## Stated exercise
Provide the records once more, identical to the original.

-------- Supplied data

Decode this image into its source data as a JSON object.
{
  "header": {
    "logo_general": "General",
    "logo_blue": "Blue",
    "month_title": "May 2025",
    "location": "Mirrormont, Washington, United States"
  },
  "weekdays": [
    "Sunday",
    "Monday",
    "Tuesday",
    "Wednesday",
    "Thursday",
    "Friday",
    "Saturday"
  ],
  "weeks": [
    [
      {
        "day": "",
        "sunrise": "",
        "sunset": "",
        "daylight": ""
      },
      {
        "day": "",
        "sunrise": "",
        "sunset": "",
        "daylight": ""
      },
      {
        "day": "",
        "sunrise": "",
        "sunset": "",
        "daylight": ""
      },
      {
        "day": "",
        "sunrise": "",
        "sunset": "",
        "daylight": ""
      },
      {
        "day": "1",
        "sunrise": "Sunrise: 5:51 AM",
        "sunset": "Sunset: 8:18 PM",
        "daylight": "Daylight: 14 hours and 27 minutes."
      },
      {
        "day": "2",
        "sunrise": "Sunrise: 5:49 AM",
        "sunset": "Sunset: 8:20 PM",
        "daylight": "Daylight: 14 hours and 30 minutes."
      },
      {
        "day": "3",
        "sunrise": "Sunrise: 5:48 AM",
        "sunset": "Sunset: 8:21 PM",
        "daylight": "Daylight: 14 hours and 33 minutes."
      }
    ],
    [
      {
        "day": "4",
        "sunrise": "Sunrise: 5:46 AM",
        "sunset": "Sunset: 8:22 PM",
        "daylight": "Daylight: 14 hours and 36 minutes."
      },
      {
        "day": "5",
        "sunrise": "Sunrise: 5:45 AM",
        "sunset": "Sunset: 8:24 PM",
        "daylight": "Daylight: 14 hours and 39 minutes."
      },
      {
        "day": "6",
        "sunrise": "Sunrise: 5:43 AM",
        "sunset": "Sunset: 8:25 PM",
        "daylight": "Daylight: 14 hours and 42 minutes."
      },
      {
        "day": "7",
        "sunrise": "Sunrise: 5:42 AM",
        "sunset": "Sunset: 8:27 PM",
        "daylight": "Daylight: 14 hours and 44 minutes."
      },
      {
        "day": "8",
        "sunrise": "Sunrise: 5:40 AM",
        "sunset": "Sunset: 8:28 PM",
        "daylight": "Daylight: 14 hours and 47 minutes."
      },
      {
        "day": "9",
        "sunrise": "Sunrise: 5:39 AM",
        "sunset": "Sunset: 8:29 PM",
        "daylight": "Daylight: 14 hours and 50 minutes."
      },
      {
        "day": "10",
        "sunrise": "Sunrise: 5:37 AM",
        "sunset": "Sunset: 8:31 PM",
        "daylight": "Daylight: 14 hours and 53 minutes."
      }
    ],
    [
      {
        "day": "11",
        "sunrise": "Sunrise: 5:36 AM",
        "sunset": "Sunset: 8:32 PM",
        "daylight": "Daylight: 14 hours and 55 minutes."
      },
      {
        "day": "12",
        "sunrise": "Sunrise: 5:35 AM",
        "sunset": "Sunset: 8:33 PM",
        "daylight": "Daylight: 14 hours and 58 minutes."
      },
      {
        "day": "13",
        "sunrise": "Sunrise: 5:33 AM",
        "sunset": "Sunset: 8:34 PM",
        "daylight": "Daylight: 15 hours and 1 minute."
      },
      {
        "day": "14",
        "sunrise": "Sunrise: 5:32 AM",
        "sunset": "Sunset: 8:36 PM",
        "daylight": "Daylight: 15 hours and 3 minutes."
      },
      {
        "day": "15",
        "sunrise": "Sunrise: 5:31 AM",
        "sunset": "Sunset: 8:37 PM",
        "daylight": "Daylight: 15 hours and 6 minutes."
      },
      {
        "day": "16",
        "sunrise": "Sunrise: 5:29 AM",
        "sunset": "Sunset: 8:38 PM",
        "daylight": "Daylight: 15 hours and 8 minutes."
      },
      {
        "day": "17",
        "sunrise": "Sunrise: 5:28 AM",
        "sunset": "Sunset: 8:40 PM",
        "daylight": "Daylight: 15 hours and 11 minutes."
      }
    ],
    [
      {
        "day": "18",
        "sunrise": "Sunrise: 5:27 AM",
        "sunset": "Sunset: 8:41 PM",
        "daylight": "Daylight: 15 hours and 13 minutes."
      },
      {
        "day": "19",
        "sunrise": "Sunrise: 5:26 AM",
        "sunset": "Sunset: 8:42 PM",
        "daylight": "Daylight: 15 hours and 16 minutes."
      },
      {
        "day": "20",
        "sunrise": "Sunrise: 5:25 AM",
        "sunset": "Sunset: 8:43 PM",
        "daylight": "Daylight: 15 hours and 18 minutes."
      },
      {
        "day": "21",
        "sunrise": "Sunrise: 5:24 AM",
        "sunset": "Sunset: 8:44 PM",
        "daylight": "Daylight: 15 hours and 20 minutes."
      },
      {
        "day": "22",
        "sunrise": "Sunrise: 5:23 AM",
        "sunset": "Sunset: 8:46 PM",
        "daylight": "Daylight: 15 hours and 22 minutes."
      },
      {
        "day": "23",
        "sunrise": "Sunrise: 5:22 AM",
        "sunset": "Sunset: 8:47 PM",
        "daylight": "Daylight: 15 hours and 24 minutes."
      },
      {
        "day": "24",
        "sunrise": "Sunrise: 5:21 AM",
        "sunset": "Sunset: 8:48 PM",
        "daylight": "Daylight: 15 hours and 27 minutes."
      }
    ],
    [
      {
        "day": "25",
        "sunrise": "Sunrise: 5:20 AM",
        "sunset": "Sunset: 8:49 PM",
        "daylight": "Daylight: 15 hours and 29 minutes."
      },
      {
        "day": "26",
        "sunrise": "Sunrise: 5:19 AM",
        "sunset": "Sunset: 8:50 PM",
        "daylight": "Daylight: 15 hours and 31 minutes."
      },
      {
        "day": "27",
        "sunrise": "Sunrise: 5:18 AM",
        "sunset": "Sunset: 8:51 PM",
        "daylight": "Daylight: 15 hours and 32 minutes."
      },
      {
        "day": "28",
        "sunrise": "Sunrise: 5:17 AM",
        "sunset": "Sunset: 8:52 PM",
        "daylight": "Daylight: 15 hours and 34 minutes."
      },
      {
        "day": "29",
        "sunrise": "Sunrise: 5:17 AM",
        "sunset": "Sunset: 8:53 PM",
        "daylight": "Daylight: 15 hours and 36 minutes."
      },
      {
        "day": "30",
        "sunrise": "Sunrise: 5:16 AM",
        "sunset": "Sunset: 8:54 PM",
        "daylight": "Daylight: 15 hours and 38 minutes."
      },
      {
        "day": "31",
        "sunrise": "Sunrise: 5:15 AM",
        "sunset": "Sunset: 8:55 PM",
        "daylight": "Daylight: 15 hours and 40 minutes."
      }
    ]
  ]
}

----------------

## Solution to this problem
Decode this image into its source data as a JSON object.
{
  "header": {
    "logo_general": "General",
    "logo_blue": "Blue",
    "month_title": "May 2025",
    "location": "Mirrormont, Washington, United States"
  },
  "weekdays": [
    "Sunday",
    "Monday",
    "Tuesday",
    "Wednesday",
    "Thursday",
    "Friday",
    "Saturday"
  ],
  "weeks": [
    [
      {
        "day": "",
        "sunrise": "",
        "sunset": "",
        "daylight": ""
      },
      {
        "day": "",
        "sunrise": "",
        "sunset": "",
        "daylight": ""
      },
      {
        "day": "",
        "sunrise": "",
        "sunset": "",
        "daylight": ""
      },
      {
        "day": "",
        "sunrise": "",
        "sunset": "",
        "daylight": ""
      },
      {
        "day": "1",
        "sunrise": "Sunrise: 5:51 AM",
        "sunset": "Sunset: 8:18 PM",
        "daylight": "Daylight: 14 hours and 27 minutes."
      },
      {
        "day": "2",
        "sunrise": "Sunrise: 5:49 AM",
        "sunset": "Sunset: 8:20 PM",
        "daylight": "Daylight: 14 hours and 30 minutes."
      },
      {
        "day": "3",
        "sunrise": "Sunrise: 5:48 AM",
        "sunset": "Sunset: 8:21 PM",
        "daylight": "Daylight: 14 hours and 33 minutes."
      }
    ],
    [
      {
        "day": "4",
        "sunrise": "Sunrise: 5:46 AM",
        "sunset": "Sunset: 8:22 PM",
        "daylight": "Daylight: 14 hours and 36 minutes."
      },
      {
        "day": "5",
        "sunrise": "Sunrise: 5:45 AM",
        "sunset": "Sunset: 8:24 PM",
        "daylight": "Daylight: 14 hours and 39 minutes."
      },
      {
        "day": "6",
        "sunrise": "Sunrise: 5:43 AM",
        "sunset": "Sunset: 8:25 PM",
        "daylight": "Daylight: 14 hours and 42 minutes."
      },
      {
        "day": "7",
        "sunrise": "Sunrise: 5:42 AM",
        "sunset": "Sunset: 8:27 PM",
        "daylight": "Daylight: 14 hours and 44 minutes."
      },
      {
        "day": "8",
        "sunrise": "Sunrise: 5:40 AM",
        "sunset": "Sunset: 8:28 PM",
        "daylight": "Daylight: 14 hours and 47 minutes."
      },
      {
        "day": "9",
        "sunrise": "Sunrise: 5:39 AM",
        "sunset": "Sunset: 8:29 PM",
        "daylight": "Daylight: 14 hours and 50 minutes."
      },
      {
        "day": "10",
        "sunrise": "Sunrise: 5:37 AM",
        "sunset": "Sunset: 8:31 PM",
        "daylight": "Daylight: 14 hours and 53 minutes."
      }
    ],
    [
      {
        "day": "11",
        "sunrise": "Sunrise: 5:36 AM",
        "sunset": "Sunset: 8:32 PM",
        "daylight": "Daylight: 14 hours and 55 minutes."
      },
      {
        "day": "12",
        "sunrise": "Sunrise: 5:35 AM",
        "sunset": "Sunset: 8:33 PM",
        "daylight": "Daylight: 14 hours and 58 minutes."
      },
      {
        "day": "13",
        "sunrise": "Sunrise: 5:33 AM",
        "sunset": "Sunset: 8:34 PM",
        "daylight": "Daylight: 15 hours and 1 minute."
      },
      {
        "day": "14",
        "sunrise": "Sunrise: 5:32 AM",
        "sunset": "Sunset: 8:36 PM",
        "daylight": "Daylight: 15 hours and 3 minutes."
      },
      {
        "day": "15",
        "sunrise": "Sunrise: 5:31 AM",
        "sunset": "Sunset: 8:37 PM",
        "daylight": "Daylight: 15 hours and 6 minutes."
      },
      {
        "day": "16",
        "sunrise": "Sunrise: 5:29 AM",
        "sunset": "Sunset: 8:38 PM",
        "daylight": "Daylight: 15 hours and 8 minutes."
      },
      {
        "day": "17",
        "sunrise": "Sunrise: 5:28 AM",
        "sunset": "Sunset: 8:40 PM",
        "daylight": "Daylight: 15 hours and 11 minutes."
      }
    ],
    [
      {
        "day": "18",
        "sunrise": "Sunrise: 5:27 AM",
        "sunset": "Sunset: 8:41 PM",
        "daylight": "Daylight: 15 hours and 13 minutes."
      },
      {
        "day": "19",
        "sunrise": "Sunrise: 5:26 AM",
        "sunset": "Sunset: 8:42 PM",
        "daylight": "Daylight: 15 hours and 16 minutes."
      },
      {
        "day": "20",
        "sunrise": "Sunrise: 5:25 AM",
        "sunset": "Sunset: 8:43 PM",
        "daylight": "Daylight: 15 hours and 18 minutes."
      },
      {
        "day": "21",
        "sunrise": "Sunrise: 5:24 AM",
        "sunset": "Sunset: 8:44 PM",
        "daylight": "Daylight: 15 hours and 20 minutes."
      },
      {
        "day": "22",
        "sunrise": "Sunrise: 5:23 AM",
        "sunset": "Sunset: 8:46 PM",
        "daylight": "Daylight: 15 hours and 22 minutes."
      },
      {
        "day": "23",
        "sunrise": "Sunrise: 5:22 AM",
        "sunset": "Sunset: 8:47 PM",
        "daylight": "Daylight: 15 hours and 24 minutes."
      },
      {
        "day": "24",
        "sunrise": "Sunrise: 5:21 AM",
        "sunset": "Sunset: 8:48 PM",
        "daylight": "Daylight: 15 hours and 27 minutes."
      }
    ],
    [
      {
        "day": "25",
        "sunrise": "Sunrise: 5:20 AM",
        "sunset": "Sunset: 8:49 PM",
        "daylight": "Daylight: 15 hours and 29 minutes."
      },
      {
        "day": "26",
        "sunrise": "Sunrise: 5:19 AM",
        "sunset": "Sunset: 8:50 PM",
        "daylight": "Daylight: 15 hours and 31 minutes."
      },
      {
        "day": "27",
        "sunrise": "Sunrise: 5:18 AM",
        "sunset": "Sunset: 8:51 PM",
        "daylight": "Daylight: 15 hours and 32 minutes."
      },
      {
        "day": "28",
        "sunrise": "Sunrise: 5:17 AM",
        "sunset": "Sunset: 8:52 PM",
        "daylight": "Daylight: 15 hours and 34 minutes."
      },
      {
        "day": "29",
        "sunrise": "Sunrise: 5:17 AM",
        "sunset": "Sunset: 8:53 PM",
        "daylight": "Daylight: 15 hours and 36 minutes."
      },
      {
        "day": "30",
        "sunrise": "Sunrise: 5:16 AM",
        "sunset": "Sunset: 8:54 PM",
        "daylight": "Daylight: 15 hours and 38 minutes."
      },
      {
        "day": "31",
        "sunrise": "Sunrise: 5:15 AM",
        "sunset": "Sunset: 8:55 PM",
        "daylight": "Daylight: 15 hours and 40 minutes."
      }
    ]
  ]
}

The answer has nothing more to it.